• PROMPT:
Set down every entry again word for word, please, but skip the pictures.

• DATASET:
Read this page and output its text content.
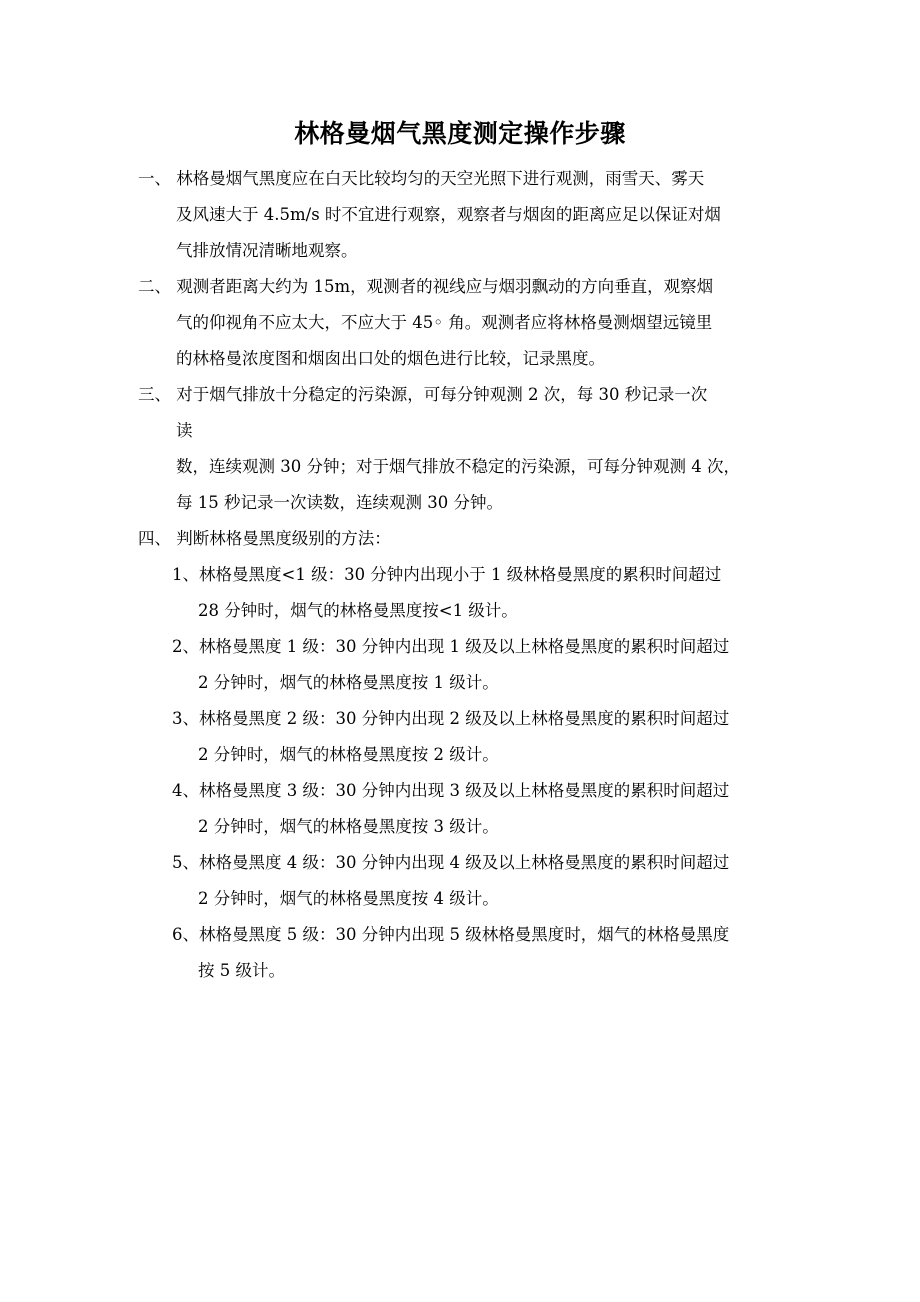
林格曼烟气黑度测定操作步骤
一、 林格曼烟气黑度应在白天比较均匀的天空光照下进行观测，雨雪天、雾天
及风速大于 4.5m/s 时不宜进行观察，观察者与烟囱的距离应足以保证对烟
气排放情况清晰地观察。
二、 观测者距离大约为 15m，观测者的视线应与烟羽飘动的方向垂直，观察烟
气的仰视角不应太大，不应大于 45◦ 角。观测者应将林格曼测烟望远镜里
的林格曼浓度图和烟囱出口处的烟色进行比较，记录黑度。
三、 对于烟气排放十分稳定的污染源，可每分钟观测 2 次，每 30 秒记录一次
读
数，连续观测 30 分钟；对于烟气排放不稳定的污染源，可每分钟观测 4 次，
每 15 秒记录一次读数，连续观测 30 分钟。
四、 判断林格曼黑度级别的方法：
1、林格曼黑度<1 级：30 分钟内出现小于 1 级林格曼黑度的累积时间超过
28 分钟时，烟气的林格曼黑度按<1 级计。
2、林格曼黑度 1 级：30 分钟内出现 1 级及以上林格曼黑度的累积时间超过
2 分钟时，烟气的林格曼黑度按 1 级计。
3、林格曼黑度 2 级：30 分钟内出现 2 级及以上林格曼黑度的累积时间超过
2 分钟时，烟气的林格曼黑度按 2 级计。
4、林格曼黑度 3 级：30 分钟内出现 3 级及以上林格曼黑度的累积时间超过
2 分钟时，烟气的林格曼黑度按 3 级计。
5、林格曼黑度 4 级：30 分钟内出现 4 级及以上林格曼黑度的累积时间超过
2 分钟时，烟气的林格曼黑度按 4 级计。
6、林格曼黑度 5 级：30 分钟内出现 5 级林格曼黑度时，烟气的林格曼黑度
按 5 级计。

• RESULT FOR THIS TASK:
Read this page and output its text content.
林格曼烟气黑度测定操作步骤
一、 林格曼烟气黑度应在白天比较均匀的天空光照下进行观测，雨雪天、雾天
及风速大于 4.5m/s 时不宜进行观察，观察者与烟囱的距离应足以保证对烟
气排放情况清晰地观察。
二、 观测者距离大约为 15m，观测者的视线应与烟羽飘动的方向垂直，观察烟
气的仰视角不应太大，不应大于 45◦ 角。观测者应将林格曼测烟望远镜里
的林格曼浓度图和烟囱出口处的烟色进行比较，记录黑度。
三、 对于烟气排放十分稳定的污染源，可每分钟观测 2 次，每 30 秒记录一次
读
数，连续观测 30 分钟；对于烟气排放不稳定的污染源，可每分钟观测 4 次，
每 15 秒记录一次读数，连续观测 30 分钟。
四、 判断林格曼黑度级别的方法：
1、林格曼黑度<1 级：30 分钟内出现小于 1 级林格曼黑度的累积时间超过
28 分钟时，烟气的林格曼黑度按<1 级计。
2、林格曼黑度 1 级：30 分钟内出现 1 级及以上林格曼黑度的累积时间超过
2 分钟时，烟气的林格曼黑度按 1 级计。
3、林格曼黑度 2 级：30 分钟内出现 2 级及以上林格曼黑度的累积时间超过
2 分钟时，烟气的林格曼黑度按 2 级计。
4、林格曼黑度 3 级：30 分钟内出现 3 级及以上林格曼黑度的累积时间超过
2 分钟时，烟气的林格曼黑度按 3 级计。
5、林格曼黑度 4 级：30 分钟内出现 4 级及以上林格曼黑度的累积时间超过
2 分钟时，烟气的林格曼黑度按 4 级计。
6、林格曼黑度 5 级：30 分钟内出现 5 级林格曼黑度时，烟气的林格曼黑度
按 5 级计。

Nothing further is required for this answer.